- Dataset:

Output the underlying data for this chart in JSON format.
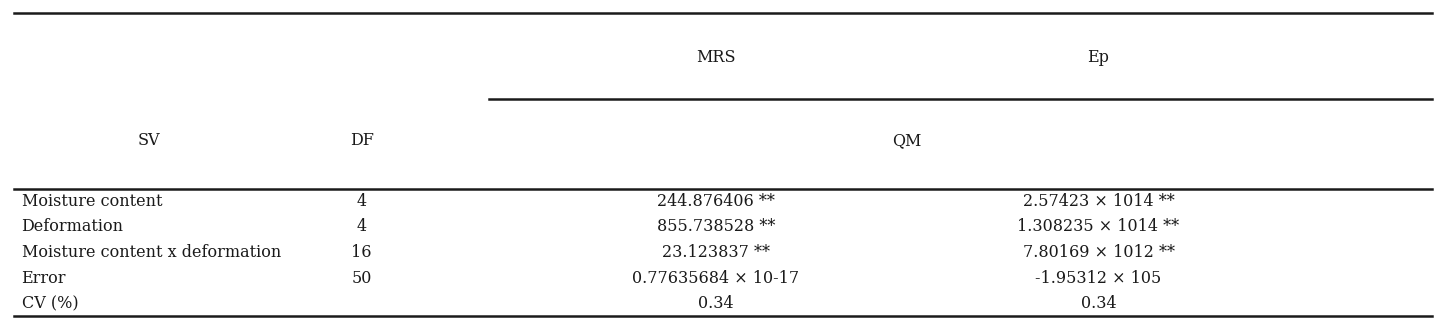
{
  "figsize": [
    14.46,
    3.26
  ],
  "dpi": 100,
  "table_bg": "#ffffff",
  "rows": [
    [
      "Moisture content",
      "4",
      "244.876406 **",
      "2.57423 × 1014 **"
    ],
    [
      "Deformation",
      "4",
      "855.738528 **",
      "1.308235 × 1014 **"
    ],
    [
      "Moisture content x deformation",
      "16",
      "23.123837 **",
      "7.80169 × 1012 **"
    ],
    [
      "Error",
      "50",
      "0.77635684 × 10-17",
      "-1.95312 × 105"
    ],
    [
      "CV (%)",
      "",
      "0.34",
      "0.34"
    ]
  ],
  "text_color": "#1a1a1a",
  "line_color": "#1a1a1a",
  "font_size": 11.5,
  "line_lw_thick": 1.8
}
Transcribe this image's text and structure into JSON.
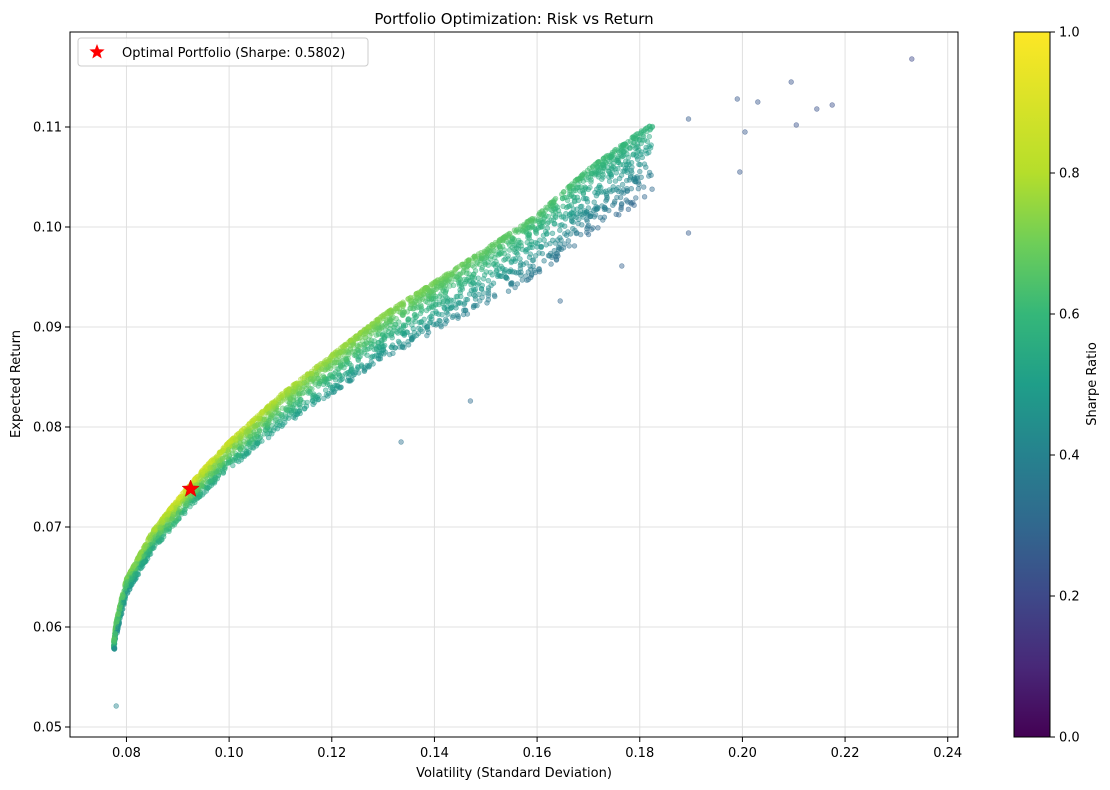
{
  "chart_data": {
    "type": "scatter",
    "title": "Portfolio Optimization: Risk vs Return",
    "xlabel": "Volatility (Standard Deviation)",
    "ylabel": "Expected Return",
    "xlim": [
      0.069,
      0.242
    ],
    "ylim": [
      0.049,
      0.1195
    ],
    "xticks": [
      0.08,
      0.1,
      0.12,
      0.14,
      0.16,
      0.18,
      0.2,
      0.22,
      0.24
    ],
    "xtick_labels": [
      "0.08",
      "0.10",
      "0.12",
      "0.14",
      "0.16",
      "0.18",
      "0.20",
      "0.22",
      "0.24"
    ],
    "yticks": [
      0.05,
      0.06,
      0.07,
      0.08,
      0.09,
      0.1,
      0.11
    ],
    "ytick_labels": [
      "0.05",
      "0.06",
      "0.07",
      "0.08",
      "0.09",
      "0.10",
      "0.11"
    ],
    "grid": true,
    "colormap": "viridis",
    "colorbar": {
      "label": "Sharpe Ratio",
      "range": [
        0.0,
        1.0
      ],
      "ticks": [
        0.0,
        0.2,
        0.4,
        0.6,
        0.8,
        1.0
      ],
      "tick_labels": [
        "0.0",
        "0.2",
        "0.4",
        "0.6",
        "0.8",
        "1.0"
      ]
    },
    "legend": {
      "position": "upper-left",
      "entries": [
        "Optimal Portfolio (Sharpe: 0.5802)"
      ]
    },
    "optimal_portfolio": {
      "volatility": 0.0925,
      "return": 0.0738,
      "sharpe": 0.5802,
      "marker": "star",
      "color": "#ff0000"
    },
    "simulated_portfolios": {
      "count": 5000,
      "frontier": [
        [
          0.077,
          0.0558
        ],
        [
          0.0775,
          0.0585
        ],
        [
          0.078,
          0.0605
        ],
        [
          0.079,
          0.0628
        ],
        [
          0.08,
          0.0648
        ],
        [
          0.085,
          0.0695
        ],
        [
          0.09,
          0.0728
        ],
        [
          0.095,
          0.0758
        ],
        [
          0.1,
          0.0785
        ],
        [
          0.11,
          0.0832
        ],
        [
          0.12,
          0.0872
        ],
        [
          0.13,
          0.0912
        ],
        [
          0.14,
          0.0945
        ],
        [
          0.15,
          0.0978
        ],
        [
          0.16,
          0.1012
        ],
        [
          0.17,
          0.1058
        ],
        [
          0.18,
          0.1095
        ]
      ],
      "outliers": [
        [
          0.078,
          0.0521
        ],
        [
          0.233,
          0.1168
        ],
        [
          0.2095,
          0.1145
        ],
        [
          0.2175,
          0.1122
        ],
        [
          0.2145,
          0.1118
        ],
        [
          0.2105,
          0.1102
        ],
        [
          0.199,
          0.1128
        ],
        [
          0.1895,
          0.1108
        ],
        [
          0.2005,
          0.1095
        ],
        [
          0.203,
          0.1125
        ],
        [
          0.1995,
          0.1055
        ],
        [
          0.1895,
          0.0994
        ],
        [
          0.147,
          0.0826
        ],
        [
          0.1335,
          0.0785
        ],
        [
          0.1645,
          0.0926
        ],
        [
          0.1765,
          0.0961
        ]
      ]
    },
    "colors": {
      "optimal_marker": "#ff0000",
      "grid": "#e0e0e0",
      "axes": "#000000"
    }
  }
}
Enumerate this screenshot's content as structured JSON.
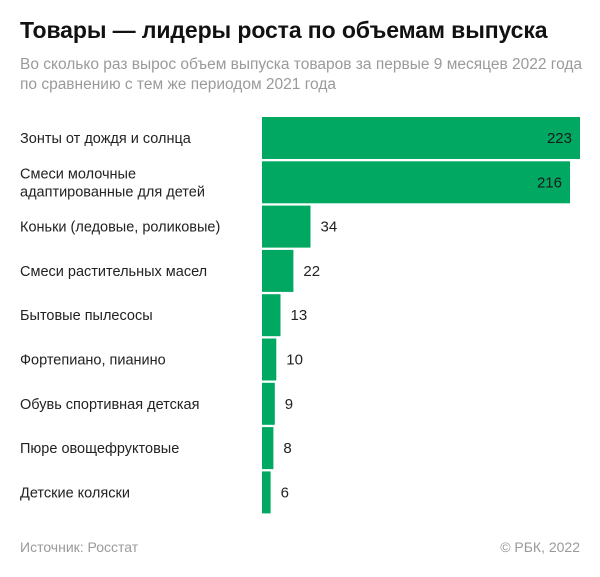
{
  "header": {
    "title": "Товары — лидеры роста по объемам выпуска",
    "subtitle": "Во сколько раз вырос объем выпуска товаров за первые 9 месяцев 2022 года по сравнению с тем же периодом 2021 года"
  },
  "footer": {
    "source": "Источник: Росстат",
    "copyright": "© РБК, 2022"
  },
  "colors": {
    "bar": "#00a862",
    "label_inside": "#1a1a1a",
    "label_outside": "#222222"
  },
  "chart_data": {
    "type": "bar",
    "orientation": "horizontal",
    "title": "Товары — лидеры роста по объемам выпуска",
    "xlabel": "",
    "ylabel": "",
    "xlim": [
      0,
      223
    ],
    "grid": false,
    "categories": [
      [
        "Зонты от дождя и солнца"
      ],
      [
        "Смеси молочные",
        "адаптированные для детей"
      ],
      [
        "Коньки (ледовые, роликовые)"
      ],
      [
        "Смеси растительных масел"
      ],
      [
        "Бытовые пылесосы"
      ],
      [
        "Фортепиано, пианино"
      ],
      [
        "Обувь спортивная детская"
      ],
      [
        "Пюре овощефруктовые"
      ],
      [
        "Детские коляски"
      ]
    ],
    "values": [
      223,
      216,
      34,
      22,
      13,
      10,
      9,
      8,
      6
    ]
  }
}
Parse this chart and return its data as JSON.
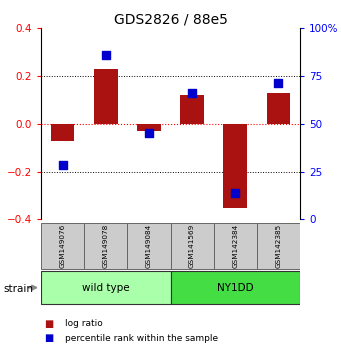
{
  "title": "GDS2826 / 88e5",
  "samples": [
    "GSM149076",
    "GSM149078",
    "GSM149084",
    "GSM141569",
    "GSM142384",
    "GSM142385"
  ],
  "log_ratios": [
    -0.07,
    0.23,
    -0.03,
    0.12,
    -0.35,
    0.13
  ],
  "percentile_dots_y": [
    -0.17,
    0.29,
    -0.04,
    0.13,
    -0.29,
    0.17
  ],
  "groups": [
    {
      "name": "wild type",
      "indices": [
        0,
        1,
        2
      ],
      "color": "#AAFFAA"
    },
    {
      "name": "NY1DD",
      "indices": [
        3,
        4,
        5
      ],
      "color": "#44DD44"
    }
  ],
  "strain_label": "strain",
  "ylim_left": [
    -0.4,
    0.4
  ],
  "ylim_right": [
    0,
    100
  ],
  "yticks_left": [
    -0.4,
    -0.2,
    0.0,
    0.2,
    0.4
  ],
  "yticks_right": [
    0,
    25,
    50,
    75,
    100
  ],
  "bar_color": "#AA1111",
  "dot_color": "#0000CC",
  "legend_items": [
    "log ratio",
    "percentile rank within the sample"
  ],
  "bg_color": "#FFFFFF"
}
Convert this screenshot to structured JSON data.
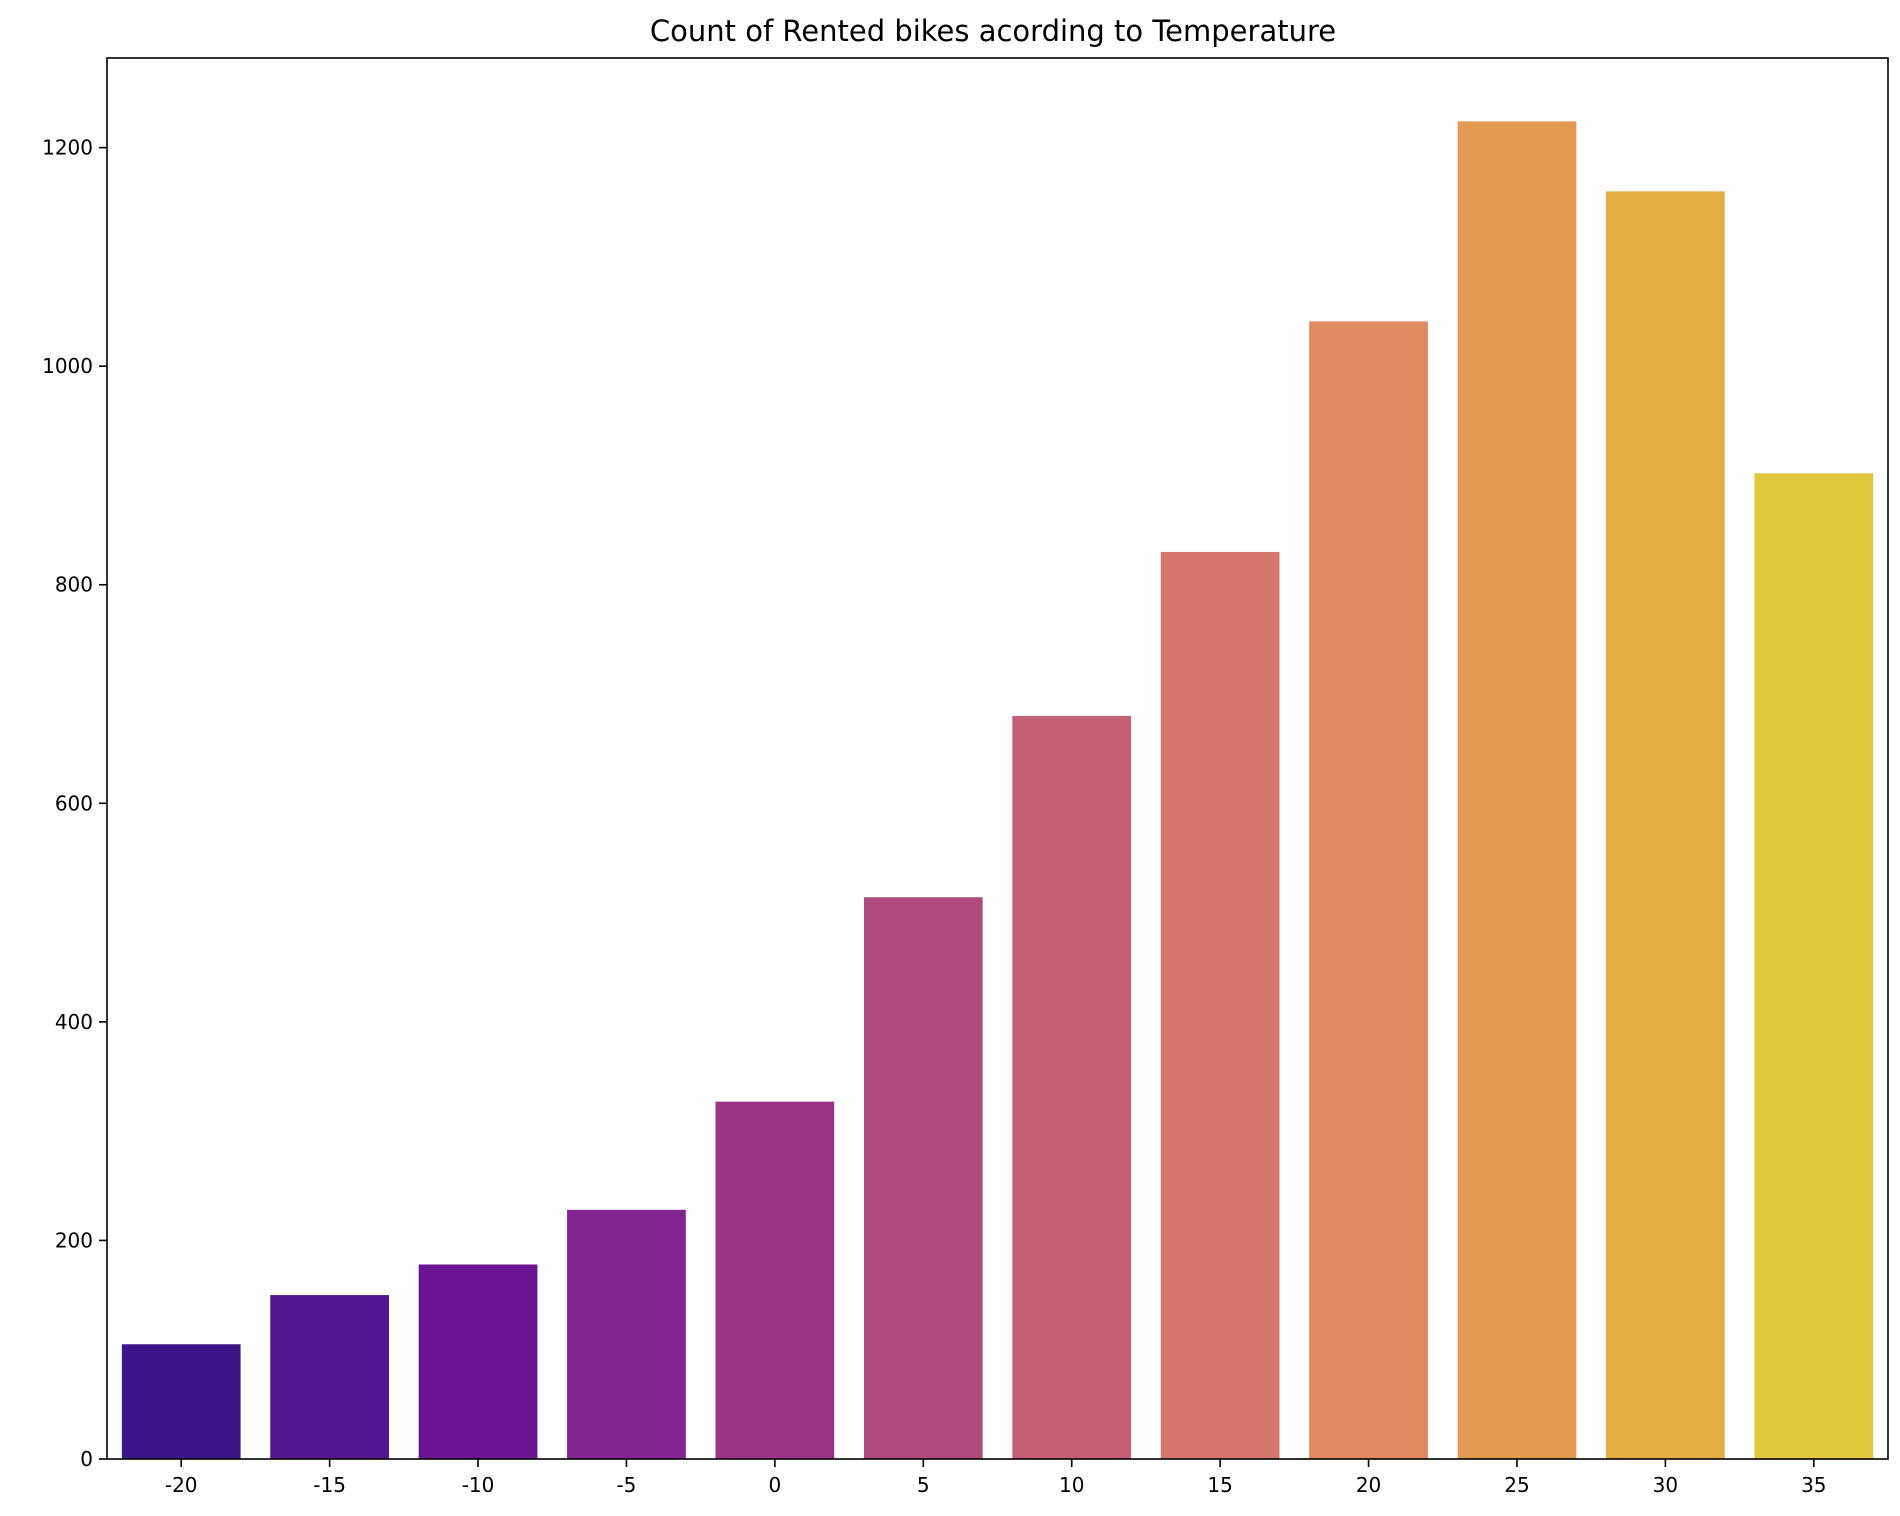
{
  "chart_data": {
    "type": "bar",
    "title": "Count of Rented bikes acording to Temperature",
    "xlabel": "",
    "ylabel": "",
    "categories": [
      "-20",
      "-15",
      "-10",
      "-5",
      "0",
      "5",
      "10",
      "15",
      "20",
      "25",
      "30",
      "35"
    ],
    "values": [
      105,
      150,
      178,
      228,
      327,
      514,
      680,
      830,
      1041,
      1224,
      1160,
      902
    ],
    "colors": [
      "#3d1688",
      "#54168f",
      "#6c1592",
      "#842392",
      "#9c3486",
      "#b04b7d",
      "#c46076",
      "#d5776d",
      "#df8a61",
      "#e39a52",
      "#e4ae45",
      "#dfc83c"
    ],
    "ylim": [
      0,
      1282
    ],
    "yticks": [
      0,
      200,
      400,
      600,
      800,
      1000,
      1200
    ],
    "grid": false,
    "legend": "none"
  }
}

- Given problem: For each line above that contains the word "structured", copy that line.

- Response:
Enumerate this screenshot's content as structured JSON.
Convert this screenshot to structured JSON data.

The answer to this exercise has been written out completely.